* [GIVEN REQUEST]
Each line of the listing must be transcribed exactly, except for the images, which should be excluded.

* [EXCERPTED RECORDS]
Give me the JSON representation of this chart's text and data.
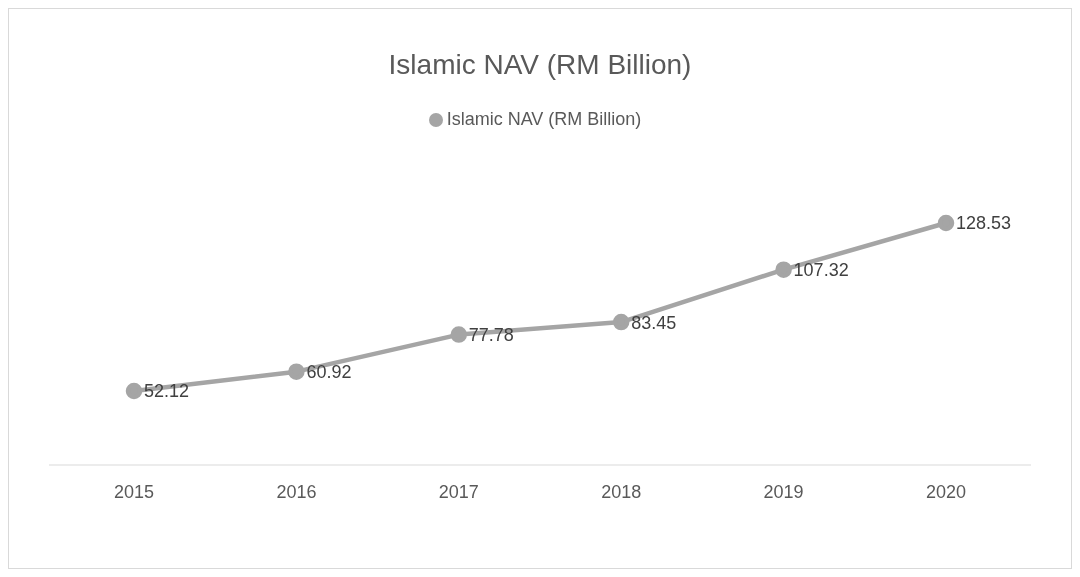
{
  "chart_data": {
    "type": "line",
    "title": "Islamic NAV (RM Billion)",
    "categories": [
      "2015",
      "2016",
      "2017",
      "2018",
      "2019",
      "2020"
    ],
    "series": [
      {
        "name": "Islamic NAV (RM Billion)",
        "color": "#a5a5a5",
        "values": [
          52.12,
          60.92,
          77.78,
          83.45,
          107.32,
          128.53
        ]
      }
    ],
    "tick_labels": "x",
    "data_labels": true,
    "legend": "top",
    "marker": "circle"
  }
}
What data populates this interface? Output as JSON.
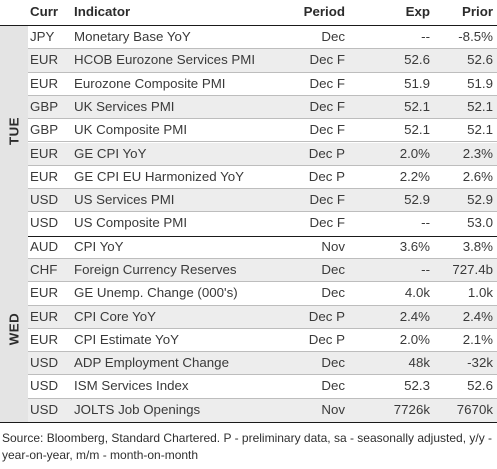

* [IN RESPONSE]
Give me the JSON representation of this chart's text and data.
{
  "chart_data": {
    "type": "line",
    "title": "Islamic NAV (RM Billion)",
    "categories": [
      "2015",
      "2016",
      "2017",
      "2018",
      "2019",
      "2020"
    ],
    "series": [
      {
        "name": "Islamic NAV (RM Billion)",
        "color": "#a5a5a5",
        "values": [
          52.12,
          60.92,
          77.78,
          83.45,
          107.32,
          128.53
        ]
      }
    ],
    "tick_labels": "x",
    "data_labels": true,
    "legend": "top",
    "marker": "circle"
  }
}
What data populates this interface? Output as JSON.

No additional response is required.